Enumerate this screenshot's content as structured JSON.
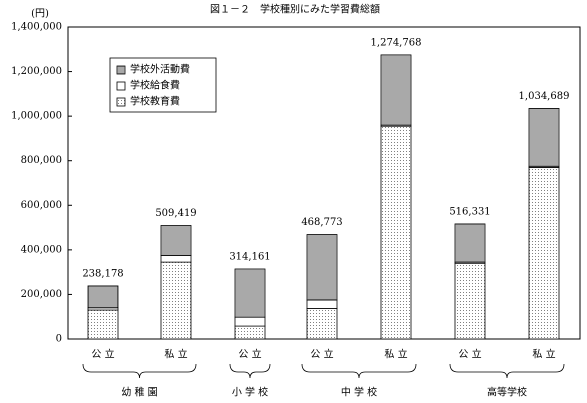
{
  "chart_data": {
    "type": "stacked_bar",
    "title": "図１－２　学校種別にみた学習費総額",
    "y_unit": "(円)",
    "categories": [
      "公 立",
      "私 立",
      "公 立",
      "公 立",
      "私 立",
      "公 立",
      "私 立"
    ],
    "groups": [
      {
        "name": "幼 稚 園",
        "span": 2
      },
      {
        "name": "小 学 校",
        "span": 1
      },
      {
        "name": "中 学 校",
        "span": 2
      },
      {
        "name": "高等学校",
        "span": 2
      }
    ],
    "series": [
      {
        "name": "学校教育費",
        "color": "#ffffff",
        "values": [
          130000,
          345000,
          58000,
          137000,
          955000,
          340000,
          770000
        ]
      },
      {
        "name": "学校給食費",
        "color": "#ffffff",
        "values": [
          10000,
          30000,
          40000,
          38000,
          5000,
          5000,
          5000
        ]
      },
      {
        "name": "学校外活動費",
        "color": "#d8d8d8",
        "values": [
          98178,
          134419,
          216161,
          293773,
          314768,
          171331,
          259689
        ]
      }
    ],
    "totals": [
      238178,
      509419,
      314161,
      468773,
      1274768,
      516331,
      1034689
    ],
    "value_labels": [
      "238,178",
      "509,419",
      "314,161",
      "468,773",
      "1,274,768",
      "516,331",
      "1,034,689"
    ],
    "ylim": [
      0,
      1400000
    ],
    "yticks": [
      0,
      {
        "value": 200000,
        "label": "200,000"
      },
      {
        "value": 400000,
        "label": "400,000"
      },
      {
        "value": 600000,
        "label": "600,000"
      },
      {
        "value": 800000,
        "label": "800,000"
      },
      {
        "value": 1000000,
        "label": "1,000,000"
      },
      {
        "value": 1200000,
        "label": "1,200,000"
      },
      {
        "value": 1400000,
        "label": "1,400,000"
      }
    ],
    "grid": false
  }
}
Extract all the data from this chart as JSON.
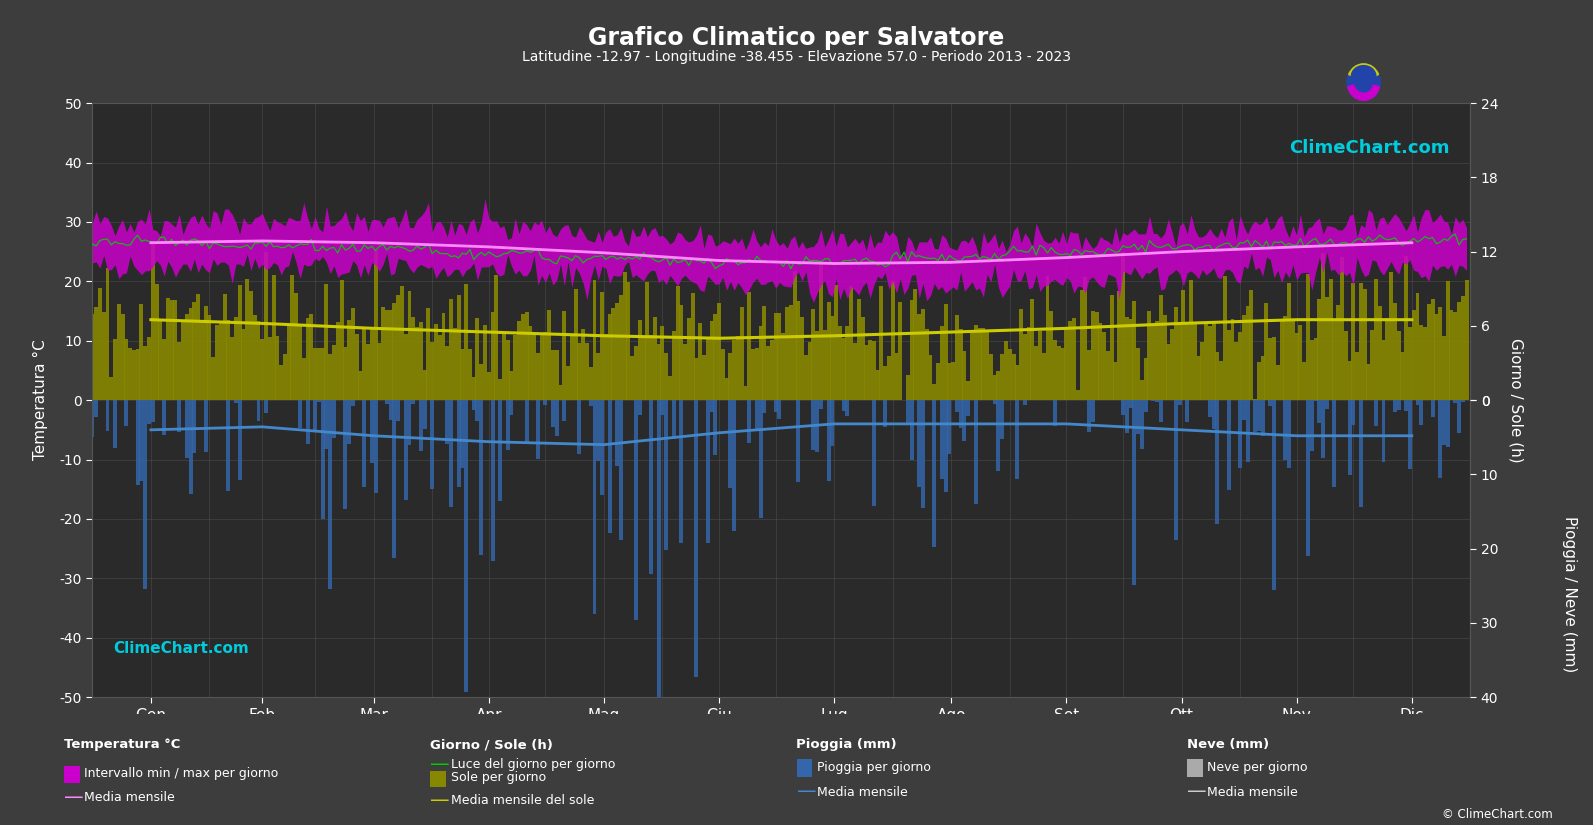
{
  "title": "Grafico Climatico per Salvatore",
  "subtitle": "Latitudine -12.97 - Longitudine -38.455 - Elevazione 57.0 - Periodo 2013 - 2023",
  "background_color": "#3d3d3d",
  "plot_bg_color": "#2a2a2a",
  "grid_color": "#555555",
  "text_color": "#ffffff",
  "months_it": [
    "Gen",
    "Feb",
    "Mar",
    "Apr",
    "Mag",
    "Giu",
    "Lug",
    "Ago",
    "Set",
    "Ott",
    "Nov",
    "Dic"
  ],
  "ylim_temp": [
    -50,
    50
  ],
  "temp_mean_monthly": [
    26.5,
    26.8,
    26.5,
    25.8,
    24.8,
    23.5,
    23.0,
    23.2,
    24.0,
    25.0,
    25.8,
    26.5
  ],
  "temp_min_mean": [
    22.5,
    22.8,
    22.5,
    21.8,
    20.8,
    19.5,
    19.0,
    19.2,
    20.0,
    21.0,
    21.8,
    22.5
  ],
  "temp_max_mean": [
    30.0,
    30.3,
    30.0,
    29.3,
    28.3,
    27.0,
    26.5,
    26.7,
    27.5,
    28.5,
    29.3,
    30.0
  ],
  "sun_mean_monthly": [
    6.5,
    6.2,
    5.8,
    5.5,
    5.2,
    5.0,
    5.2,
    5.5,
    5.8,
    6.2,
    6.5,
    6.5
  ],
  "daylight_mean_monthly": [
    12.8,
    12.5,
    12.2,
    11.8,
    11.5,
    11.2,
    11.2,
    11.5,
    12.0,
    12.4,
    12.7,
    12.9
  ],
  "rain_daily_prob": [
    0.45,
    0.42,
    0.48,
    0.52,
    0.55,
    0.5,
    0.4,
    0.38,
    0.38,
    0.42,
    0.5,
    0.48
  ],
  "rain_daily_scale_mm": [
    8,
    7,
    9,
    11,
    12,
    9,
    6,
    6,
    6,
    7,
    9,
    9
  ],
  "rain_mean_curve_mm": [
    -5,
    -4.5,
    -6,
    -7,
    -7.5,
    -5.5,
    -4,
    -4,
    -4,
    -5,
    -6,
    -6
  ],
  "watermark_text": "ClimeChart.com",
  "copyright_text": "© ClimeChart.com",
  "sun_bar_color": "#888800",
  "daylight_line_color": "#00cc00",
  "sun_mean_line_color": "#cccc00",
  "temp_band_color": "#cc00cc",
  "temp_mean_line_color": "#ff88ff",
  "rain_bar_color": "#3366aa",
  "rain_mean_line_color": "#4488cc",
  "snow_bar_color": "#aaaaaa",
  "snow_mean_line_color": "#cccccc"
}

▸ **EXERCISE OBJECTIVE**: The records above must be transcribed exactly. Pictures are left out of the copy.

▸ **FINISHED EXERCISE**:
Enumerate this screenshot's content as structured JSON.
{
  "chart_data": {
    "type": "stacked_bar",
    "title": "図１－２　学校種別にみた学習費総額",
    "y_unit": "(円)",
    "categories": [
      "公 立",
      "私 立",
      "公 立",
      "公 立",
      "私 立",
      "公 立",
      "私 立"
    ],
    "groups": [
      {
        "name": "幼 稚 園",
        "span": 2
      },
      {
        "name": "小 学 校",
        "span": 1
      },
      {
        "name": "中 学 校",
        "span": 2
      },
      {
        "name": "高等学校",
        "span": 2
      }
    ],
    "series": [
      {
        "name": "学校教育費",
        "color": "#ffffff",
        "values": [
          130000,
          345000,
          58000,
          137000,
          955000,
          340000,
          770000
        ]
      },
      {
        "name": "学校給食費",
        "color": "#ffffff",
        "values": [
          10000,
          30000,
          40000,
          38000,
          5000,
          5000,
          5000
        ]
      },
      {
        "name": "学校外活動費",
        "color": "#d8d8d8",
        "values": [
          98178,
          134419,
          216161,
          293773,
          314768,
          171331,
          259689
        ]
      }
    ],
    "totals": [
      238178,
      509419,
      314161,
      468773,
      1274768,
      516331,
      1034689
    ],
    "value_labels": [
      "238,178",
      "509,419",
      "314,161",
      "468,773",
      "1,274,768",
      "516,331",
      "1,034,689"
    ],
    "ylim": [
      0,
      1400000
    ],
    "yticks": [
      0,
      {
        "value": 200000,
        "label": "200,000"
      },
      {
        "value": 400000,
        "label": "400,000"
      },
      {
        "value": 600000,
        "label": "600,000"
      },
      {
        "value": 800000,
        "label": "800,000"
      },
      {
        "value": 1000000,
        "label": "1,000,000"
      },
      {
        "value": 1200000,
        "label": "1,200,000"
      },
      {
        "value": 1400000,
        "label": "1,400,000"
      }
    ],
    "grid": false
  }
}
Extract all the data from this chart as JSON.
{
  "title": "Grafico Climatico per Salvatore",
  "subtitle": "Latitudine -12.97 - Longitudine -38.455 - Elevazione 57.0 - Periodo 2013 - 2023",
  "background_color": "#3d3d3d",
  "plot_bg_color": "#2a2a2a",
  "grid_color": "#555555",
  "text_color": "#ffffff",
  "months_it": [
    "Gen",
    "Feb",
    "Mar",
    "Apr",
    "Mag",
    "Giu",
    "Lug",
    "Ago",
    "Set",
    "Ott",
    "Nov",
    "Dic"
  ],
  "ylim_temp": [
    -50,
    50
  ],
  "temp_mean_monthly": [
    26.5,
    26.8,
    26.5,
    25.8,
    24.8,
    23.5,
    23.0,
    23.2,
    24.0,
    25.0,
    25.8,
    26.5
  ],
  "temp_min_mean": [
    22.5,
    22.8,
    22.5,
    21.8,
    20.8,
    19.5,
    19.0,
    19.2,
    20.0,
    21.0,
    21.8,
    22.5
  ],
  "temp_max_mean": [
    30.0,
    30.3,
    30.0,
    29.3,
    28.3,
    27.0,
    26.5,
    26.7,
    27.5,
    28.5,
    29.3,
    30.0
  ],
  "sun_mean_monthly": [
    6.5,
    6.2,
    5.8,
    5.5,
    5.2,
    5.0,
    5.2,
    5.5,
    5.8,
    6.2,
    6.5,
    6.5
  ],
  "daylight_mean_monthly": [
    12.8,
    12.5,
    12.2,
    11.8,
    11.5,
    11.2,
    11.2,
    11.5,
    12.0,
    12.4,
    12.7,
    12.9
  ],
  "rain_daily_prob": [
    0.45,
    0.42,
    0.48,
    0.52,
    0.55,
    0.5,
    0.4,
    0.38,
    0.38,
    0.42,
    0.5,
    0.48
  ],
  "rain_daily_scale_mm": [
    8,
    7,
    9,
    11,
    12,
    9,
    6,
    6,
    6,
    7,
    9,
    9
  ],
  "rain_mean_curve_mm": [
    -5,
    -4.5,
    -6,
    -7,
    -7.5,
    -5.5,
    -4,
    -4,
    -4,
    -5,
    -6,
    -6
  ],
  "watermark_text": "ClimeChart.com",
  "copyright_text": "© ClimeChart.com",
  "sun_bar_color": "#888800",
  "daylight_line_color": "#00cc00",
  "sun_mean_line_color": "#cccc00",
  "temp_band_color": "#cc00cc",
  "temp_mean_line_color": "#ff88ff",
  "rain_bar_color": "#3366aa",
  "rain_mean_line_color": "#4488cc",
  "snow_bar_color": "#aaaaaa",
  "snow_mean_line_color": "#cccccc"
}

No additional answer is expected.